## [STATED GOAL]
Count every line that has "当风量介于" in it and give the total, nothing more.

Entries taken from a collection:
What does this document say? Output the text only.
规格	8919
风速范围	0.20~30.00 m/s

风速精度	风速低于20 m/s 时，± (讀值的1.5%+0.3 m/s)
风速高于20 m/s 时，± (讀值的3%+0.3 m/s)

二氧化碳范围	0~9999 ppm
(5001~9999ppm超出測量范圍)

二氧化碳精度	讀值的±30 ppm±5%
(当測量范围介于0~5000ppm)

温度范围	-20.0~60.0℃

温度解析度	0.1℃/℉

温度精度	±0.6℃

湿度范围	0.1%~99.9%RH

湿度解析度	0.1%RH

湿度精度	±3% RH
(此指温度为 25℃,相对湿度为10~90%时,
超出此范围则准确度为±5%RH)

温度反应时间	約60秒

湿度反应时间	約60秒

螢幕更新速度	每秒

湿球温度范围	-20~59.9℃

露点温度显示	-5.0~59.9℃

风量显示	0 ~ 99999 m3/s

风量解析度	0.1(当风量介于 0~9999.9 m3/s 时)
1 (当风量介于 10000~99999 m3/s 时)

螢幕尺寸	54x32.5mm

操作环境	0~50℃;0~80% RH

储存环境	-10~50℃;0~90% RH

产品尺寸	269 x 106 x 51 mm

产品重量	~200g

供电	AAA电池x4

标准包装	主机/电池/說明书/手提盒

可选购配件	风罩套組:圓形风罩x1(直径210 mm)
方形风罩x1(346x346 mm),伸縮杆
==
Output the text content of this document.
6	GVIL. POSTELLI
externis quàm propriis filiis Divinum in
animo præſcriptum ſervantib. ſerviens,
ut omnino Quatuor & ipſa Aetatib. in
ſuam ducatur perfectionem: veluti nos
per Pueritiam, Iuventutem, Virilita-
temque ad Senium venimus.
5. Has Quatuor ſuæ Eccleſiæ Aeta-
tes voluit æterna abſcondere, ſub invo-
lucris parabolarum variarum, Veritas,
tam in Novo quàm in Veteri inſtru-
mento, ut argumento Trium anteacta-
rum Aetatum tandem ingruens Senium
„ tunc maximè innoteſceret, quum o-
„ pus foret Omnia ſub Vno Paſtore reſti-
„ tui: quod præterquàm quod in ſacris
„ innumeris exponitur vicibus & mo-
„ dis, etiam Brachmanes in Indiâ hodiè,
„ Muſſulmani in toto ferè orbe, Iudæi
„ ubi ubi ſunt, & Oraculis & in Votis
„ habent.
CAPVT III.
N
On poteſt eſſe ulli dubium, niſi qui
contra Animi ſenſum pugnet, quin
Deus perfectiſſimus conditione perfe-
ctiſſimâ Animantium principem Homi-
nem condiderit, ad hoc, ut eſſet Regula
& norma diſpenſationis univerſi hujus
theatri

## [EXERCISE RESPONSE]
2